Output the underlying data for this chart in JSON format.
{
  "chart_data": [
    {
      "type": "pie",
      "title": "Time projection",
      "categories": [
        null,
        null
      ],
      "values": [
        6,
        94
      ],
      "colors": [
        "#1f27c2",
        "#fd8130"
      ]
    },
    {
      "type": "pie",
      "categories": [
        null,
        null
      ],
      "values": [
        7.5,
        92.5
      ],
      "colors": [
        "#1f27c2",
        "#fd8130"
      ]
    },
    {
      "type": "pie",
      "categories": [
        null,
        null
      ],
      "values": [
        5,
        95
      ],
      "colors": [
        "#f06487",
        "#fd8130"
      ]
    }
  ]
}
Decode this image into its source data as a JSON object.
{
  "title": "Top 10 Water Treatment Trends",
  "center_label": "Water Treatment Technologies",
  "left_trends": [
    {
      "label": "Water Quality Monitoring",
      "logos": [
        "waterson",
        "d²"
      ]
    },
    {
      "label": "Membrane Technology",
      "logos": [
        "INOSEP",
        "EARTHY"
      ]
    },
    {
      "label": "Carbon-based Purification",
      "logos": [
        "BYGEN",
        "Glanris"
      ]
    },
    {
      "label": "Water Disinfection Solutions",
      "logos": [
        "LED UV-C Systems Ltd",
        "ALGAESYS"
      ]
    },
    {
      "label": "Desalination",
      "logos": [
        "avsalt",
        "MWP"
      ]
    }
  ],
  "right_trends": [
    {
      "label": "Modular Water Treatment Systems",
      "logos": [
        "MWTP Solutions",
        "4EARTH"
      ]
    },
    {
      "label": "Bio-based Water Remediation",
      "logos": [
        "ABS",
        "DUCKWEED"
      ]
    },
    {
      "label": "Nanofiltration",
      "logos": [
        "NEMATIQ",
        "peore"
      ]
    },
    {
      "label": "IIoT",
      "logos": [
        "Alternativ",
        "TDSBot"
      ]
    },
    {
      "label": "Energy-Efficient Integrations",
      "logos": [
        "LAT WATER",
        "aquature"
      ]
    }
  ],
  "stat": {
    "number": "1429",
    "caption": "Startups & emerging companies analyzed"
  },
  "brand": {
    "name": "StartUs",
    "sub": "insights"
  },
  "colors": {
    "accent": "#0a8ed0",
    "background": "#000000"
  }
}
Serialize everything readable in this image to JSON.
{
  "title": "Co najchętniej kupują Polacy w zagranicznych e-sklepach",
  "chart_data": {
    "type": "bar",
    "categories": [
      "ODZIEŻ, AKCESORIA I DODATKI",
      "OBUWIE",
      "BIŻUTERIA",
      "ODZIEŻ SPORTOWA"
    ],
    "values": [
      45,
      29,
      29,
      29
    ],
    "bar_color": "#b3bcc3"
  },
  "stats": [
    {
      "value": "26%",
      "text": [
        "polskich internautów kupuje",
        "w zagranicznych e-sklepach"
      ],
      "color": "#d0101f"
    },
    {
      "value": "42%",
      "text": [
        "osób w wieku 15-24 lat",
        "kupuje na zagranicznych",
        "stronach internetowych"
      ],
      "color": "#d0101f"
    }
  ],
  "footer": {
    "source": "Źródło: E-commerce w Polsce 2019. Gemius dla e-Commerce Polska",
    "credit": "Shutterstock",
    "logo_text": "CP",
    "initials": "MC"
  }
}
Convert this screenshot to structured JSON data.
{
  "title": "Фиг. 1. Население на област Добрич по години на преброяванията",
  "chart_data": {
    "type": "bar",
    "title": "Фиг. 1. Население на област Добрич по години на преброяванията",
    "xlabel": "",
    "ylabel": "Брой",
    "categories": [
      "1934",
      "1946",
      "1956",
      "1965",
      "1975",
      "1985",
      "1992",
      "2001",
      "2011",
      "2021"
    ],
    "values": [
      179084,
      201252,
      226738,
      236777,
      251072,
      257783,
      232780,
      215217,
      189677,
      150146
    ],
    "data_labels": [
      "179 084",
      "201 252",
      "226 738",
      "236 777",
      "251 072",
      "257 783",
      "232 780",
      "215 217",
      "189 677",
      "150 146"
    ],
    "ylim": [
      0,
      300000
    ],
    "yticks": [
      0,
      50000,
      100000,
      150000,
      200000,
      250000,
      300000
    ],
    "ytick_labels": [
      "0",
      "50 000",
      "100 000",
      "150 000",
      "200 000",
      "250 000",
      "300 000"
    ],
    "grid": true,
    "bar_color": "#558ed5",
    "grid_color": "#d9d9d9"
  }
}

# # # #

## TASK INSTRUCTIONS
Provide an exact reproduction of all the entries shown above.

## EXERCISE SOLUTION
Output the underlying data for this chart in JSON format.
{
  "chart_data": [
    {
      "type": "pie",
      "title": "Time projection",
      "categories": [
        null,
        null
      ],
      "values": [
        6,
        94
      ],
      "colors": [
        "#1f27c2",
        "#fd8130"
      ]
    },
    {
      "type": "pie",
      "categories": [
        null,
        null
      ],
      "values": [
        7.5,
        92.5
      ],
      "colors": [
        "#1f27c2",
        "#fd8130"
      ]
    },
    {
      "type": "pie",
      "categories": [
        null,
        null
      ],
      "values": [
        5,
        95
      ],
      "colors": [
        "#f06487",
        "#fd8130"
      ]
    }
  ]
}
Decode this image into its source data as a JSON object.
{
  "title": "Top 10 Water Treatment Trends",
  "center_label": "Water Treatment Technologies",
  "left_trends": [
    {
      "label": "Water Quality Monitoring",
      "logos": [
        "waterson",
        "d²"
      ]
    },
    {
      "label": "Membrane Technology",
      "logos": [
        "INOSEP",
        "EARTHY"
      ]
    },
    {
      "label": "Carbon-based Purification",
      "logos": [
        "BYGEN",
        "Glanris"
      ]
    },
    {
      "label": "Water Disinfection Solutions",
      "logos": [
        "LED UV-C Systems Ltd",
        "ALGAESYS"
      ]
    },
    {
      "label": "Desalination",
      "logos": [
        "avsalt",
        "MWP"
      ]
    }
  ],
  "right_trends": [
    {
      "label": "Modular Water Treatment Systems",
      "logos": [
        "MWTP Solutions",
        "4EARTH"
      ]
    },
    {
      "label": "Bio-based Water Remediation",
      "logos": [
        "ABS",
        "DUCKWEED"
      ]
    },
    {
      "label": "Nanofiltration",
      "logos": [
        "NEMATIQ",
        "peore"
      ]
    },
    {
      "label": "IIoT",
      "logos": [
        "Alternativ",
        "TDSBot"
      ]
    },
    {
      "label": "Energy-Efficient Integrations",
      "logos": [
        "LAT WATER",
        "aquature"
      ]
    }
  ],
  "stat": {
    "number": "1429",
    "caption": "Startups & emerging companies analyzed"
  },
  "brand": {
    "name": "StartUs",
    "sub": "insights"
  },
  "colors": {
    "accent": "#0a8ed0",
    "background": "#000000"
  }
}
Serialize everything readable in this image to JSON.
{
  "title": "Co najchętniej kupują Polacy w zagranicznych e-sklepach",
  "chart_data": {
    "type": "bar",
    "categories": [
      "ODZIEŻ, AKCESORIA I DODATKI",
      "OBUWIE",
      "BIŻUTERIA",
      "ODZIEŻ SPORTOWA"
    ],
    "values": [
      45,
      29,
      29,
      29
    ],
    "bar_color": "#b3bcc3"
  },
  "stats": [
    {
      "value": "26%",
      "text": [
        "polskich internautów kupuje",
        "w zagranicznych e-sklepach"
      ],
      "color": "#d0101f"
    },
    {
      "value": "42%",
      "text": [
        "osób w wieku 15-24 lat",
        "kupuje na zagranicznych",
        "stronach internetowych"
      ],
      "color": "#d0101f"
    }
  ],
  "footer": {
    "source": "Źródło: E-commerce w Polsce 2019. Gemius dla e-Commerce Polska",
    "credit": "Shutterstock",
    "logo_text": "CP",
    "initials": "MC"
  }
}
Convert this screenshot to structured JSON data.
{
  "title": "Фиг. 1. Население на област Добрич по години на преброяванията",
  "chart_data": {
    "type": "bar",
    "title": "Фиг. 1. Население на област Добрич по години на преброяванията",
    "xlabel": "",
    "ylabel": "Брой",
    "categories": [
      "1934",
      "1946",
      "1956",
      "1965",
      "1975",
      "1985",
      "1992",
      "2001",
      "2011",
      "2021"
    ],
    "values": [
      179084,
      201252,
      226738,
      236777,
      251072,
      257783,
      232780,
      215217,
      189677,
      150146
    ],
    "data_labels": [
      "179 084",
      "201 252",
      "226 738",
      "236 777",
      "251 072",
      "257 783",
      "232 780",
      "215 217",
      "189 677",
      "150 146"
    ],
    "ylim": [
      0,
      300000
    ],
    "yticks": [
      0,
      50000,
      100000,
      150000,
      200000,
      250000,
      300000
    ],
    "ytick_labels": [
      "0",
      "50 000",
      "100 000",
      "150 000",
      "200 000",
      "250 000",
      "300 000"
    ],
    "grid": true,
    "bar_color": "#558ed5",
    "grid_color": "#d9d9d9"
  }
}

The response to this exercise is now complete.